What is being asked
Look over the lines below. Report each one that includes the string "Activity".

Stored dataset items
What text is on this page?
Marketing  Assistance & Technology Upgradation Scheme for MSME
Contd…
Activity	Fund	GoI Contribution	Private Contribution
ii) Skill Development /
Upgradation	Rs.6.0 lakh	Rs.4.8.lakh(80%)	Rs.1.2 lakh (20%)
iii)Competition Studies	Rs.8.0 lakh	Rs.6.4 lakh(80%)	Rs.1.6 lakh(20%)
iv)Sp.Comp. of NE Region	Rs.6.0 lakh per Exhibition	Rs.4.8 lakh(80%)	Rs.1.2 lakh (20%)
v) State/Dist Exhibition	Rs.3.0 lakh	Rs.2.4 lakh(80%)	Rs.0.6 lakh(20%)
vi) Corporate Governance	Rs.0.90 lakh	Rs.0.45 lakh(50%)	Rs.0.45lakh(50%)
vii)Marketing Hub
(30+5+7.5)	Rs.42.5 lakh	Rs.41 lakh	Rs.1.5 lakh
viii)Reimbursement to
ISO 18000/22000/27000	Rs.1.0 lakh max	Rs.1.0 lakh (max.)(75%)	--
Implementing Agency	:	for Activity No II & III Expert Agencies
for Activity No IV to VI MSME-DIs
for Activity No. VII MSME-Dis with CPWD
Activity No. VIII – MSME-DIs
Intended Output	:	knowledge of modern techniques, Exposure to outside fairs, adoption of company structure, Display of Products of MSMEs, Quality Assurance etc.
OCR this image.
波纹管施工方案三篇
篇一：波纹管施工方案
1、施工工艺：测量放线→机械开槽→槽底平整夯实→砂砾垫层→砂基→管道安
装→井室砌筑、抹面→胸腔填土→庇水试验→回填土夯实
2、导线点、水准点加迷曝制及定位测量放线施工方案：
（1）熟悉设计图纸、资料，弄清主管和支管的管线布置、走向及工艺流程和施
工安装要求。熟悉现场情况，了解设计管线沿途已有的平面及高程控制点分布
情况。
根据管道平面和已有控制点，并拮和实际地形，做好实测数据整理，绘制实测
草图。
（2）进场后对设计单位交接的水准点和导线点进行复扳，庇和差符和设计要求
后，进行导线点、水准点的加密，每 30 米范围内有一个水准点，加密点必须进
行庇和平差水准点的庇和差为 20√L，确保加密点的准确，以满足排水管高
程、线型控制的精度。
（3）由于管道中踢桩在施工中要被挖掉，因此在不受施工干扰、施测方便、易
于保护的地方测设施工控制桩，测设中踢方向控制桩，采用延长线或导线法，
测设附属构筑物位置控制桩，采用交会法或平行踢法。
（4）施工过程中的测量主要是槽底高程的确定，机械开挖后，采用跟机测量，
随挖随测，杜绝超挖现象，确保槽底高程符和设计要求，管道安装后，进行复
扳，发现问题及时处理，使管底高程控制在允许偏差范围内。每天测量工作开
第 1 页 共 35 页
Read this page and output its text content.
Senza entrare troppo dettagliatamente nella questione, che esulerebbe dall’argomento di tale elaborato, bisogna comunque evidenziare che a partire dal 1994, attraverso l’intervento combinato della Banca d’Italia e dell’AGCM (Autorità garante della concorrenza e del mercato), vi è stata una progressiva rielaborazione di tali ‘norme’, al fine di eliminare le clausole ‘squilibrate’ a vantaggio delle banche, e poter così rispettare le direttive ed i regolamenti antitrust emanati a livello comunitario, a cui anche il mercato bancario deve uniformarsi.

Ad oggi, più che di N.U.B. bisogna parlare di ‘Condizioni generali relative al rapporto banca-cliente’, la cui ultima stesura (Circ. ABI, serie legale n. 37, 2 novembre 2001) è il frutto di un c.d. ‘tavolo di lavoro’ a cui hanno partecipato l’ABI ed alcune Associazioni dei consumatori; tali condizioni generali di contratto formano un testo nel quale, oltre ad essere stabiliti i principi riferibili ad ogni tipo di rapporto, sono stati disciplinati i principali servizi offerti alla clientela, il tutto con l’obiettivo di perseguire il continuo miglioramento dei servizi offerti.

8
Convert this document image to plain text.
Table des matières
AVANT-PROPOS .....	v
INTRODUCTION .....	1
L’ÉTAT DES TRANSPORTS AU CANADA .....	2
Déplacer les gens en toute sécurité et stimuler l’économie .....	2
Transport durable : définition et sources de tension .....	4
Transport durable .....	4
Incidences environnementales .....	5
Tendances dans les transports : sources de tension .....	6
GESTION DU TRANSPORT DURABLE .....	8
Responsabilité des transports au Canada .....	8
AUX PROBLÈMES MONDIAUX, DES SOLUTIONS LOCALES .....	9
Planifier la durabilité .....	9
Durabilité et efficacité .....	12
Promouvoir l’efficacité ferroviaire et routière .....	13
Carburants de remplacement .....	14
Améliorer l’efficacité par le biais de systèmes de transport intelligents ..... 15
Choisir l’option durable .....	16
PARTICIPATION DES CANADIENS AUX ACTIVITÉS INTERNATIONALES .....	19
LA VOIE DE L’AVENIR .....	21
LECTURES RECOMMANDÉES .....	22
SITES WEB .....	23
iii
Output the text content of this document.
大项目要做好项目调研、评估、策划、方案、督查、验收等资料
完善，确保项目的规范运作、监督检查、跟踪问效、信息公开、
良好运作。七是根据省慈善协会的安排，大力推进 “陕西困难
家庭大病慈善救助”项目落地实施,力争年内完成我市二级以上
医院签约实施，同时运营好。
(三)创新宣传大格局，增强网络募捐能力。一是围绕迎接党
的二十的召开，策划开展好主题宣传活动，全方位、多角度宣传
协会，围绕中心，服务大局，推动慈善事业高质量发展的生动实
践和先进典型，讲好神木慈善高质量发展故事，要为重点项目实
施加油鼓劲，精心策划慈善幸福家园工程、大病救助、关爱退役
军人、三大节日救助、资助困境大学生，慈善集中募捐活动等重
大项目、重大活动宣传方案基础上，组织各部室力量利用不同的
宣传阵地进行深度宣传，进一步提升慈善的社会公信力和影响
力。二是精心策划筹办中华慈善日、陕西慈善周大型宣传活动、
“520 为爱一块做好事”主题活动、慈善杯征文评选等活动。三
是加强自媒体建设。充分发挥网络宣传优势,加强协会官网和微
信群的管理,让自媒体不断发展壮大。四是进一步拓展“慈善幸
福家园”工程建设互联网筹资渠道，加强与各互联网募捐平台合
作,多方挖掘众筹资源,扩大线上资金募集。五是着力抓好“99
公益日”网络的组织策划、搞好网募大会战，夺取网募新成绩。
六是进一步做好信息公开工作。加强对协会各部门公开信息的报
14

Written response
Activity	Fund	GoI Contribution	Private Contribution
Implementing Agency	:	for Activity No II & III Expert Agencies
for Activity No IV to VI MSME-DIs
for Activity No. VII MSME-Dis with CPWD
Activity No. VIII – MSME-DIs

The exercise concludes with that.